— Stated task —
Filter this material down to the lines that hold "desktop", copying each one.

— Source records —
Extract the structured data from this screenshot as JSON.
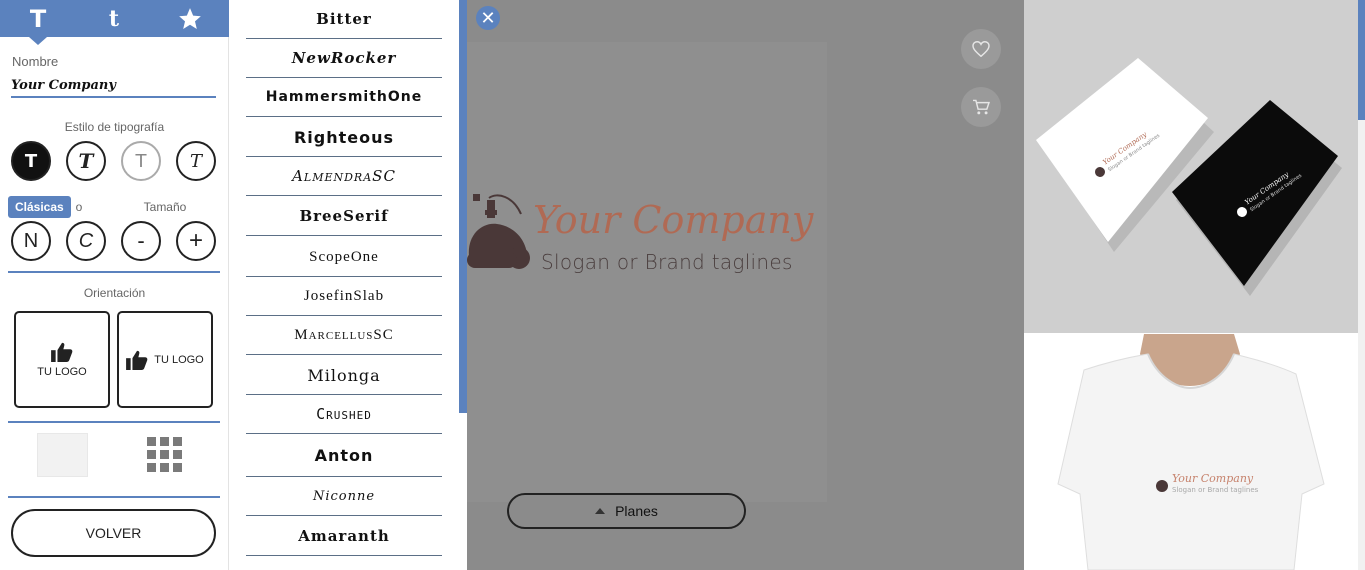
{
  "tabs": [
    {
      "label": "T",
      "icon": "text-bold-icon"
    },
    {
      "label": "t",
      "icon": "text-small-icon"
    },
    {
      "label": "",
      "icon": "star-icon"
    }
  ],
  "nombre": {
    "label": "Nombre",
    "value": "Your Company"
  },
  "estilo": {
    "title": "Estilo de tipografía",
    "options": [
      {
        "glyph": "T",
        "state": "active"
      },
      {
        "glyph": "T",
        "state": "script"
      },
      {
        "glyph": "T",
        "state": "light"
      },
      {
        "glyph": "T",
        "state": "italic"
      }
    ]
  },
  "formato": {
    "tooltip": "Clásicas",
    "hidden_label_tail": "o",
    "size_label": "Tamaño",
    "buttons": [
      "N",
      "C",
      "-",
      "+"
    ]
  },
  "orientacion": {
    "title": "Orientación",
    "vertical_label": "TU LOGO",
    "horizontal_label": "TU LOGO"
  },
  "volver_label": "VOLVER",
  "fonts": [
    "Bitter",
    "NewRocker",
    "HammersmithOne",
    "Righteous",
    "AlmendraSC",
    "BreeSerif",
    "ScopeOne",
    "JosefinSlab",
    "MarcellusSC",
    "Milonga",
    "Crushed",
    "Anton",
    "Niconne",
    "Amaranth"
  ],
  "preview": {
    "company": "Your Company",
    "slogan": "Slogan or Brand taglines",
    "planes_label": "Planes",
    "close_icon": "close-icon",
    "favorite_icon": "heart-icon",
    "cart_icon": "cart-icon"
  },
  "mockups": {
    "card_company": "Your Company",
    "card_slogan": "Slogan or Brand taglines",
    "shirt_company": "Your Company",
    "shirt_slogan": "Slogan or Brand taglines"
  },
  "colors": {
    "accent": "#5b82be",
    "brand_company": "#b06a54",
    "brand_icon": "#4a3838",
    "preview_bg": "#8b8b8b"
  }
}
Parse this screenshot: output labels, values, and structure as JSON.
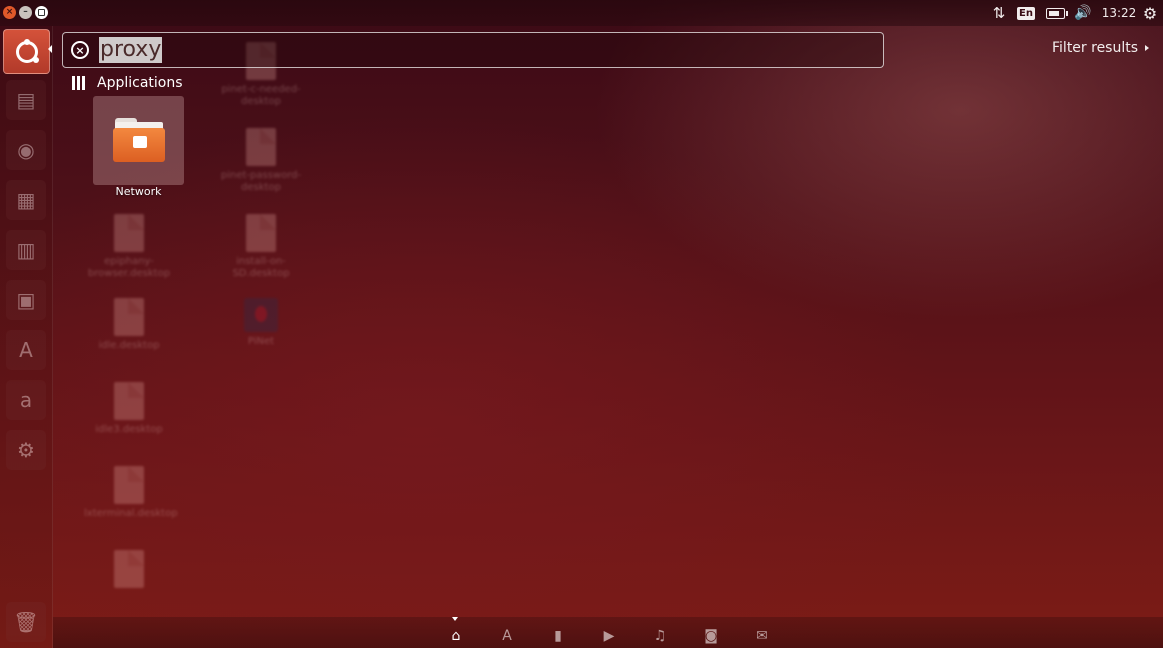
{
  "top_panel": {
    "clock": "13:22",
    "keyboard_layout": "En",
    "icons": [
      "network-icon",
      "keyboard-layout-icon",
      "battery-icon",
      "volume-icon",
      "session-gear-icon"
    ]
  },
  "window_controls": [
    "close-icon",
    "minimize-icon",
    "maximize-icon"
  ],
  "launcher": {
    "items": [
      "ubuntu-dash-icon",
      "files-icon",
      "firefox-icon",
      "writer-icon",
      "calc-icon",
      "impress-icon",
      "software-center-icon",
      "amazon-icon",
      "system-settings-icon",
      "trash-icon"
    ],
    "amazon_glyph": "a"
  },
  "dash": {
    "search": {
      "value": "proxy"
    },
    "filter_label": "Filter results",
    "category": {
      "label": "Applications"
    },
    "results": [
      {
        "label": "Network",
        "icon": "network-folder-icon"
      }
    ]
  },
  "background_files": [
    {
      "caption": "pinet-c-needed-desktop"
    },
    {
      "caption": "pinet-password-desktop"
    },
    {
      "caption": "epiphany-browser.desktop"
    },
    {
      "caption": "install-on-SD.desktop"
    },
    {
      "caption": "idle.desktop"
    },
    {
      "caption": "PiNet"
    },
    {
      "caption": "idle3.desktop"
    },
    {
      "caption": "lxterminal.desktop"
    }
  ],
  "lenses": [
    "home-lens-icon",
    "applications-lens-icon",
    "files-lens-icon",
    "video-lens-icon",
    "music-lens-icon",
    "photos-lens-icon",
    "social-lens-icon"
  ],
  "colors": {
    "accent": "#dd4814",
    "background": "#5a1218"
  }
}
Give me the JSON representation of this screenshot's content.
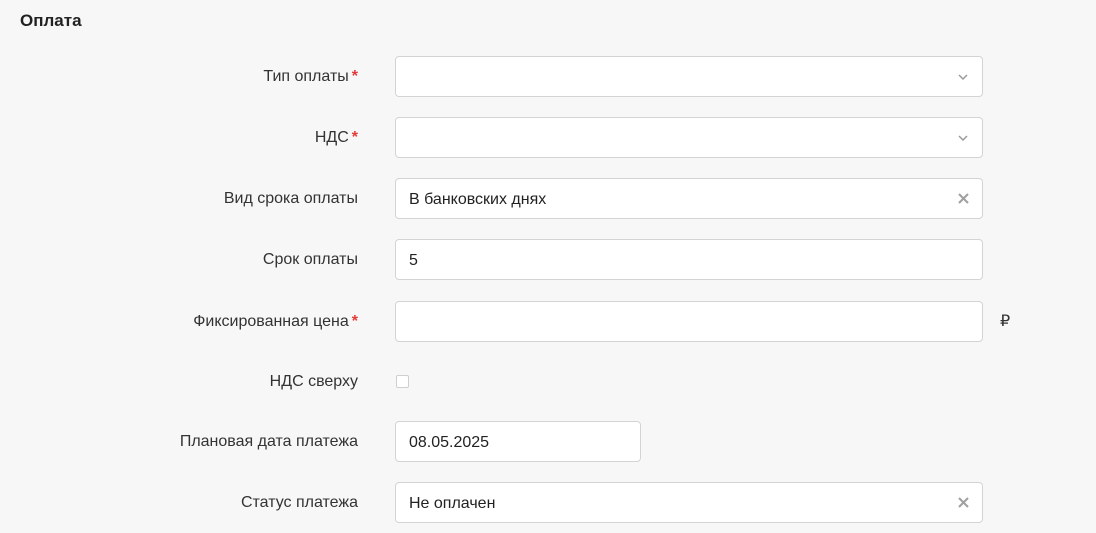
{
  "section": {
    "title": "Оплата"
  },
  "required_mark": "*",
  "fields": {
    "payment_type": {
      "label": "Тип оплаты",
      "value": ""
    },
    "vat": {
      "label": "НДС",
      "value": ""
    },
    "payment_term_kind": {
      "label": "Вид срока оплаты",
      "value": "В банковских днях"
    },
    "payment_term": {
      "label": "Срок оплаты",
      "value": "5"
    },
    "fixed_price": {
      "label": "Фиксированная цена",
      "value": "",
      "currency": "₽"
    },
    "vat_on_top": {
      "label": "НДС сверху",
      "checked": false
    },
    "planned_payment_date": {
      "label": "Плановая дата платежа",
      "value": "08.05.2025"
    },
    "payment_status": {
      "label": "Статус платежа",
      "value": "Не оплачен"
    }
  },
  "icons": {
    "dropdown": "chevron-down-icon",
    "clear": "clear-icon"
  },
  "colors": {
    "background": "#f7f7f7",
    "required": "#e03a3a",
    "border": "#d4d4d4"
  }
}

— Worked answer —
      "caption": "pinet-c-needed-desktop"
      "caption": "pinet-password-desktop"
      "caption": "epiphany-browser.desktop"
      "caption": "install-on-SD.desktop"
      "caption": "idle.desktop"
      "caption": "idle3.desktop"
      "caption": "lxterminal.desktop"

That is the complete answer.